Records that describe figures
__________________________________________________
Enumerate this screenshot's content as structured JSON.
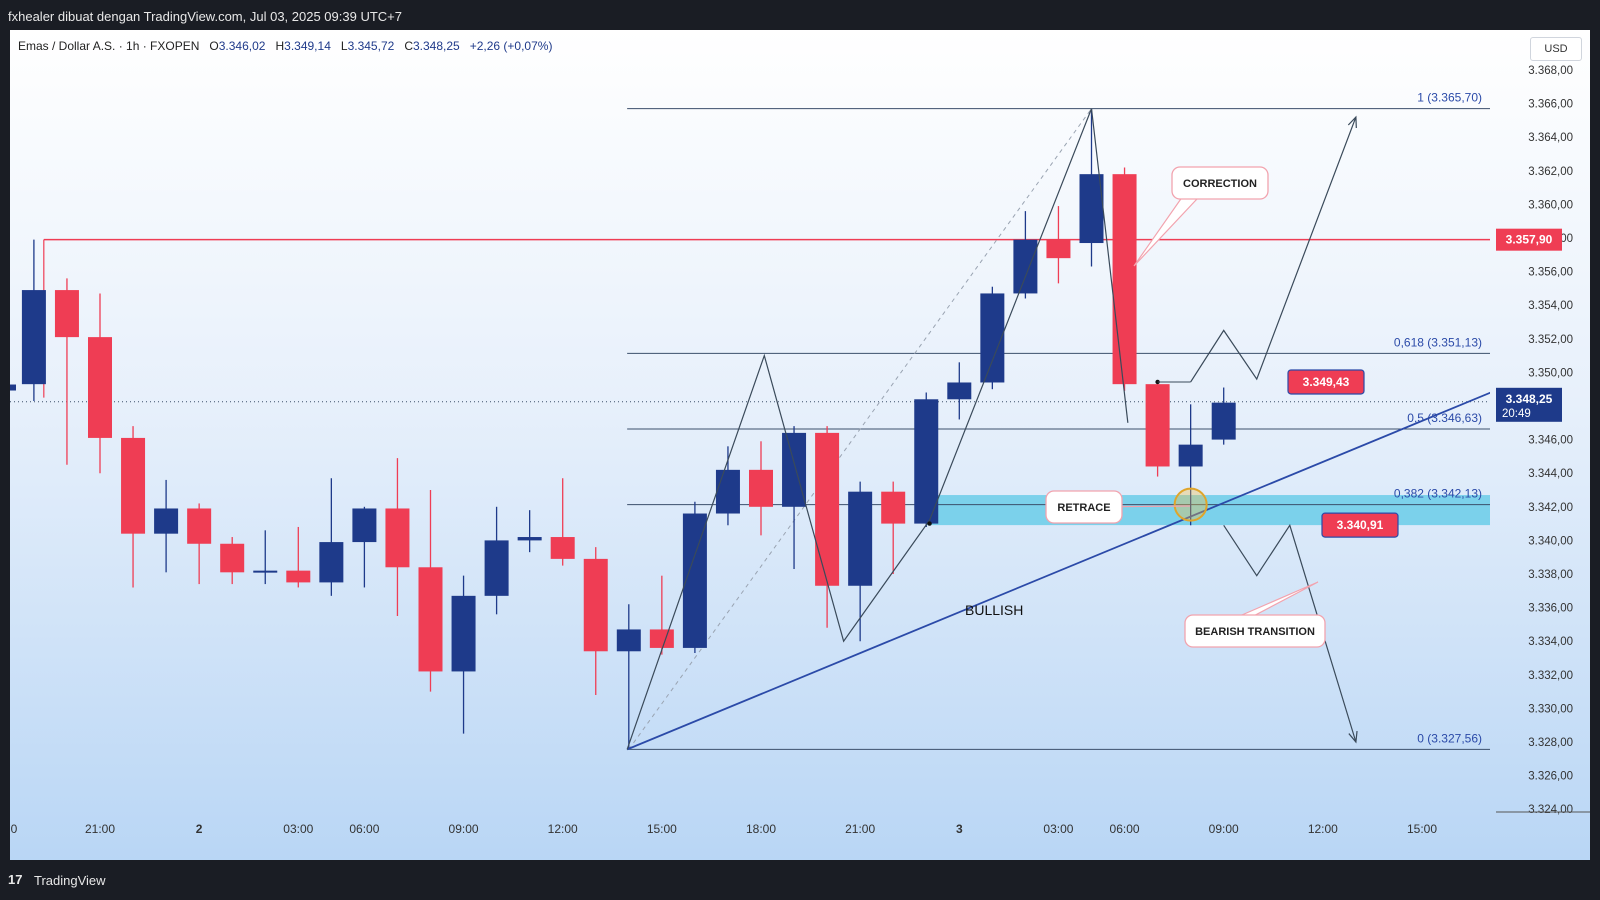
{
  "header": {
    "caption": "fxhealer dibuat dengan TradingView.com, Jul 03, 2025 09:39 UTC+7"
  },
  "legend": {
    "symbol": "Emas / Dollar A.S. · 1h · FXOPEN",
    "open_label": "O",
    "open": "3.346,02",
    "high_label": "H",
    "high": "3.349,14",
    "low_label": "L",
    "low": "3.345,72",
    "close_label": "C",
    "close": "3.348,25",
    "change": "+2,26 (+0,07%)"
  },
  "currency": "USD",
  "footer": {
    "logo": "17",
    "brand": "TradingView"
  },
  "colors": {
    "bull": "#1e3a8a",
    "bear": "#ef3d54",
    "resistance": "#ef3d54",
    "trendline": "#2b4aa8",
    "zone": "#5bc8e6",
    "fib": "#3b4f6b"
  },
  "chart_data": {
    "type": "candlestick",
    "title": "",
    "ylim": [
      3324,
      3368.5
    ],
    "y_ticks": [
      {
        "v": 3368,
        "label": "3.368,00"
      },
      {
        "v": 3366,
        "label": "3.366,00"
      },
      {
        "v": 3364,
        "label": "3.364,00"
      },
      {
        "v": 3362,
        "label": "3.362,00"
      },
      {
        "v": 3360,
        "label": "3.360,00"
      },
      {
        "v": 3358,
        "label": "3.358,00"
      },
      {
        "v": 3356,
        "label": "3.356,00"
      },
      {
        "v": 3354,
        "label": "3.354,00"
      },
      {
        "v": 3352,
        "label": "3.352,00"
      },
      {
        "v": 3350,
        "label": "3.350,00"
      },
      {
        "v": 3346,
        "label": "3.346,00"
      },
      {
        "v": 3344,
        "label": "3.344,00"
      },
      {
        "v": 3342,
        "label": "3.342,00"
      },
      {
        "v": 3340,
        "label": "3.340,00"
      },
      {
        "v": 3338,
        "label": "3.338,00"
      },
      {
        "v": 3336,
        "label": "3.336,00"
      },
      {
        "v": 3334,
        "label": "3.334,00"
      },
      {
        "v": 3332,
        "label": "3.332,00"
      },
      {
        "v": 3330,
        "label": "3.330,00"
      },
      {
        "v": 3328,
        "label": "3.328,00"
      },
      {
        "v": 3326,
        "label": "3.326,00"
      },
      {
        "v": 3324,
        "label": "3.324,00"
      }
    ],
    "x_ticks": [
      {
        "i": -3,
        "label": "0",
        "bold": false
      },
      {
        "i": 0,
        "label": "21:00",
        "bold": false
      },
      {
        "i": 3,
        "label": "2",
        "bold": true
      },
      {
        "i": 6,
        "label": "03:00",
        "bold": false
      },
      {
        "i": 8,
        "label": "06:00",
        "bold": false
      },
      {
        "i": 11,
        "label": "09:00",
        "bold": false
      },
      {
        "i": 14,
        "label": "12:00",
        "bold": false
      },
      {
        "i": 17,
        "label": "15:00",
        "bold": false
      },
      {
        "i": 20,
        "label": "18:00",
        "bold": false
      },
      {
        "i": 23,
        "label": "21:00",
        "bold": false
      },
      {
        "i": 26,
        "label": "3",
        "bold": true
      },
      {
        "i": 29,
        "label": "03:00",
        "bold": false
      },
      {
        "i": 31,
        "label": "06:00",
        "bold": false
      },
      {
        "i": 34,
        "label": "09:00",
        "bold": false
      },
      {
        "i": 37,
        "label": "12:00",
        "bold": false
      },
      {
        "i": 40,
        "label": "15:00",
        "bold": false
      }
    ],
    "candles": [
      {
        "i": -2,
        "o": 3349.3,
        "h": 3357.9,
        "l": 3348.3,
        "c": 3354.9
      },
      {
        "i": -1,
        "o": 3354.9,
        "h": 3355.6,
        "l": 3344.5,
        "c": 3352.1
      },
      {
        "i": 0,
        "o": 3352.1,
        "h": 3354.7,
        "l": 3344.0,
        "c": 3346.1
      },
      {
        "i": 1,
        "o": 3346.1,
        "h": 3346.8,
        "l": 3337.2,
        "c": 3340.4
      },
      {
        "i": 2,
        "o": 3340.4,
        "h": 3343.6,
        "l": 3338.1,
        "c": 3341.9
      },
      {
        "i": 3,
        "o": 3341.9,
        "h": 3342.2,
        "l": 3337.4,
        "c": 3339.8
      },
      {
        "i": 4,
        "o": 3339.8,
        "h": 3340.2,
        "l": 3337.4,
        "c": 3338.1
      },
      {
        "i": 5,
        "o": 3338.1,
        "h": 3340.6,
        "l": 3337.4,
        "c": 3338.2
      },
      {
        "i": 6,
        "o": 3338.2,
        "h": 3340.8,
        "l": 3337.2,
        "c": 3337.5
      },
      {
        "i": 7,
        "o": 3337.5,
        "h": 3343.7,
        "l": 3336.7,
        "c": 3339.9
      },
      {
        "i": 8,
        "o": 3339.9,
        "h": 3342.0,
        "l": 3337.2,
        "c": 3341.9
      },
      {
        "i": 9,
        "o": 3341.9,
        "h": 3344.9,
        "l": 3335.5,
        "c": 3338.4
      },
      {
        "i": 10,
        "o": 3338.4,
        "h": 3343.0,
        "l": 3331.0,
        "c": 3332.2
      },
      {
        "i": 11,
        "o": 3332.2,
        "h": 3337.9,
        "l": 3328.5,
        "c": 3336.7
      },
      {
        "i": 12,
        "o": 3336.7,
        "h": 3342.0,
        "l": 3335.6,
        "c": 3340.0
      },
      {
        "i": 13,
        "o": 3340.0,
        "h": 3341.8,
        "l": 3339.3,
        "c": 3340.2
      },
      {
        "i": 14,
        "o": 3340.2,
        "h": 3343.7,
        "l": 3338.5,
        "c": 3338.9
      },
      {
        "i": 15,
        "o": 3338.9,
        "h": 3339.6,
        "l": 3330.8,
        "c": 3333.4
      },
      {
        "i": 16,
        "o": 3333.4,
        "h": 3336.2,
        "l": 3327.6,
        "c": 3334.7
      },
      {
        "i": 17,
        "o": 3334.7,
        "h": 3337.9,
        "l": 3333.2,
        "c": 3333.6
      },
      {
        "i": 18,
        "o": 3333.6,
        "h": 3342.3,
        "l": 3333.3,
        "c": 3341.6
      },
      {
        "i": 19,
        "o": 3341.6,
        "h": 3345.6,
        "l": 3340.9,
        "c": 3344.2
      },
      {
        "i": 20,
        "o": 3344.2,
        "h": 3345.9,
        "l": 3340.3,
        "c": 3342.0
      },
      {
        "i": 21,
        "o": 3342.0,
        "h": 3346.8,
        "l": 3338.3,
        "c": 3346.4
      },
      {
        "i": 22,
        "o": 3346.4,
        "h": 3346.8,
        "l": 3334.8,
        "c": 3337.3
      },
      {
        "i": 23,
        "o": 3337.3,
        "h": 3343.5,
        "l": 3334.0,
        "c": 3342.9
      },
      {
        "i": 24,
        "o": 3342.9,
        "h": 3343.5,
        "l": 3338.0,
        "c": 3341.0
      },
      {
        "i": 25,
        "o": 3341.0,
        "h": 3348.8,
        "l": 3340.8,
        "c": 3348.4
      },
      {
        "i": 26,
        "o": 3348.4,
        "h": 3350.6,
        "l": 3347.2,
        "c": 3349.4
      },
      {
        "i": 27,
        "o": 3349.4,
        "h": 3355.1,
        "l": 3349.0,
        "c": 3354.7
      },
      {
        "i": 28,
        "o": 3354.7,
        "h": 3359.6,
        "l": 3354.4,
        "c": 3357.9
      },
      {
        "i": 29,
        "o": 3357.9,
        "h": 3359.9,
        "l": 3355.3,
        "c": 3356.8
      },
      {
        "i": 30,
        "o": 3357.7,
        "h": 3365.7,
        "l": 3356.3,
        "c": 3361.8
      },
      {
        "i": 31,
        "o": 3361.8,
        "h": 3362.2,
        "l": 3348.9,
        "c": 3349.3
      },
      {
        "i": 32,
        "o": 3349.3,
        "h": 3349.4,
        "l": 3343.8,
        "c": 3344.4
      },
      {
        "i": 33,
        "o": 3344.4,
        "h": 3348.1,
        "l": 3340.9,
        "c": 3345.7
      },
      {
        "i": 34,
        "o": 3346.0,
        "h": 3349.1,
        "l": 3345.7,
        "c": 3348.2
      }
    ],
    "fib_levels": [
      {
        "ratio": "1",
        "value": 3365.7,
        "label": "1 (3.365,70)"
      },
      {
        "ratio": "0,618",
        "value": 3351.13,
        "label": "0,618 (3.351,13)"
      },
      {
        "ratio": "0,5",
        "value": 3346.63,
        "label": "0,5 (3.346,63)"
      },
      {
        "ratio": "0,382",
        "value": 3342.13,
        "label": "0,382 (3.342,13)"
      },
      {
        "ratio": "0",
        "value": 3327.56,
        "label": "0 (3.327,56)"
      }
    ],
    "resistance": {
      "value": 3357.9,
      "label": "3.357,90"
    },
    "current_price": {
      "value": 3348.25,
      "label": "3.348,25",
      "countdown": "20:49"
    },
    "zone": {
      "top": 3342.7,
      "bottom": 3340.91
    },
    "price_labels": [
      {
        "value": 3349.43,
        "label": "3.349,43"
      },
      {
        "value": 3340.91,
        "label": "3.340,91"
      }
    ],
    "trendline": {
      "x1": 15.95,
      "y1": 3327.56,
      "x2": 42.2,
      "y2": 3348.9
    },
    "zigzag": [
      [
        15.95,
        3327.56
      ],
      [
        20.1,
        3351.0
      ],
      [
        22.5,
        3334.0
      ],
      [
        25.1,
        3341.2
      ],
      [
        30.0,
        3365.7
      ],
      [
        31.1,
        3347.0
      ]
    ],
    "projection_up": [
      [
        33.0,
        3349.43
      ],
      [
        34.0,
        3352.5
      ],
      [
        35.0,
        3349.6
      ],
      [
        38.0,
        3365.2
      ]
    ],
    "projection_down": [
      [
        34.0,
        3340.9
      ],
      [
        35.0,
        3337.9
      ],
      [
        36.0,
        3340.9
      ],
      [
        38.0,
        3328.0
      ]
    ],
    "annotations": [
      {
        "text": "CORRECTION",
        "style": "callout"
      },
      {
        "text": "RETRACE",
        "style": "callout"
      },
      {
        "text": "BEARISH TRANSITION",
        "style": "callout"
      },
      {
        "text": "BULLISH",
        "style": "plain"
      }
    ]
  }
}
__________________________________________________
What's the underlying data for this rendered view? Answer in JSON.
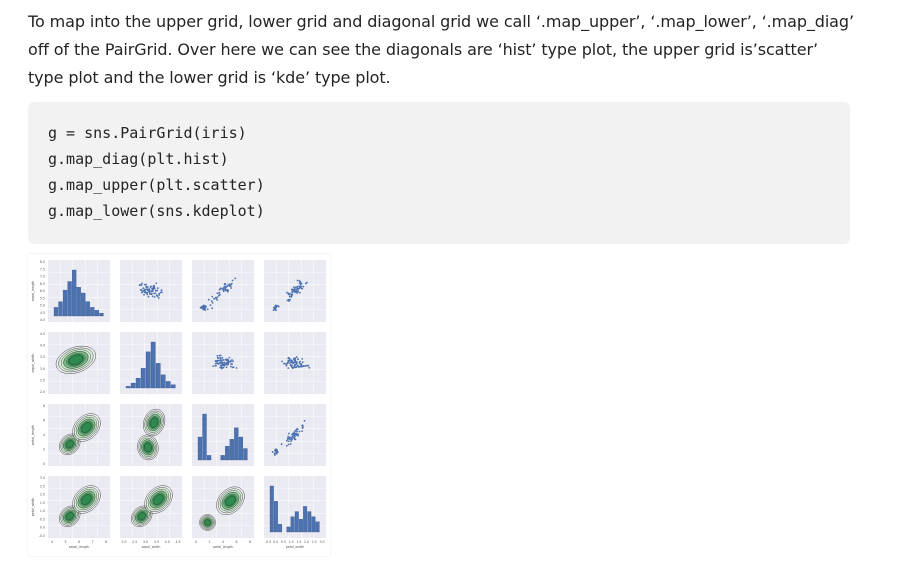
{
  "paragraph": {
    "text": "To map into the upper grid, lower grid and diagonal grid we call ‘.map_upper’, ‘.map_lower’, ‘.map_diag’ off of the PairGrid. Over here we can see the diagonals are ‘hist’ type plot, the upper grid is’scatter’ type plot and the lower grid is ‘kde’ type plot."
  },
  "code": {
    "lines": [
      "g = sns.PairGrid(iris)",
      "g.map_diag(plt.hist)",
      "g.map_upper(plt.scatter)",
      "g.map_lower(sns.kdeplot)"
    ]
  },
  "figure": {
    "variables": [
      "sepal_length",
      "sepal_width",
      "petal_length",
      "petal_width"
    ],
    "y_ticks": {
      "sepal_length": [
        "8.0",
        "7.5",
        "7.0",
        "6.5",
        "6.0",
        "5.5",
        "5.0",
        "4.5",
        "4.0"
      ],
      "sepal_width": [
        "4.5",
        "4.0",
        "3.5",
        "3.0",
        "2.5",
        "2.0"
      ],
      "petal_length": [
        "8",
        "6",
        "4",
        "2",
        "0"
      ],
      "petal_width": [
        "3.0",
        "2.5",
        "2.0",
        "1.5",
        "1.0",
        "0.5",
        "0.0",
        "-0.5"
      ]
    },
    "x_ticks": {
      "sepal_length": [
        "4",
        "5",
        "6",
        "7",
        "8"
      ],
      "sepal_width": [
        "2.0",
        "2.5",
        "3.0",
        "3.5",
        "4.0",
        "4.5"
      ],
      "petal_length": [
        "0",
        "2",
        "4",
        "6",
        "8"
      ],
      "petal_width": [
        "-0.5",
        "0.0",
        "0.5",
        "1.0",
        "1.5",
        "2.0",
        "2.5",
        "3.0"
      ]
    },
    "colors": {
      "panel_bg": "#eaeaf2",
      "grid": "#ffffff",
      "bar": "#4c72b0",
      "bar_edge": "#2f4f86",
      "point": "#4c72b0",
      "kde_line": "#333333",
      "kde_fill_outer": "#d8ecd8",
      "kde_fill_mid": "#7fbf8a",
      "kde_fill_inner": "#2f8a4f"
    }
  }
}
__________________________________________________
[WORK TO DO]: Find each line that has the word "PairGrid", then copy it out.

[REPLY]:
    "text": "To map into the upper grid, lower grid and diagonal grid we call ‘.map_upper’, ‘.map_lower’, ‘.map_diag’ off of the PairGrid. Over here we can see the diagonals are ‘hist’ type plot, the upper grid is’scatter’ type plot and the lower grid is ‘kde’ type plot."
      "g = sns.PairGrid(iris)",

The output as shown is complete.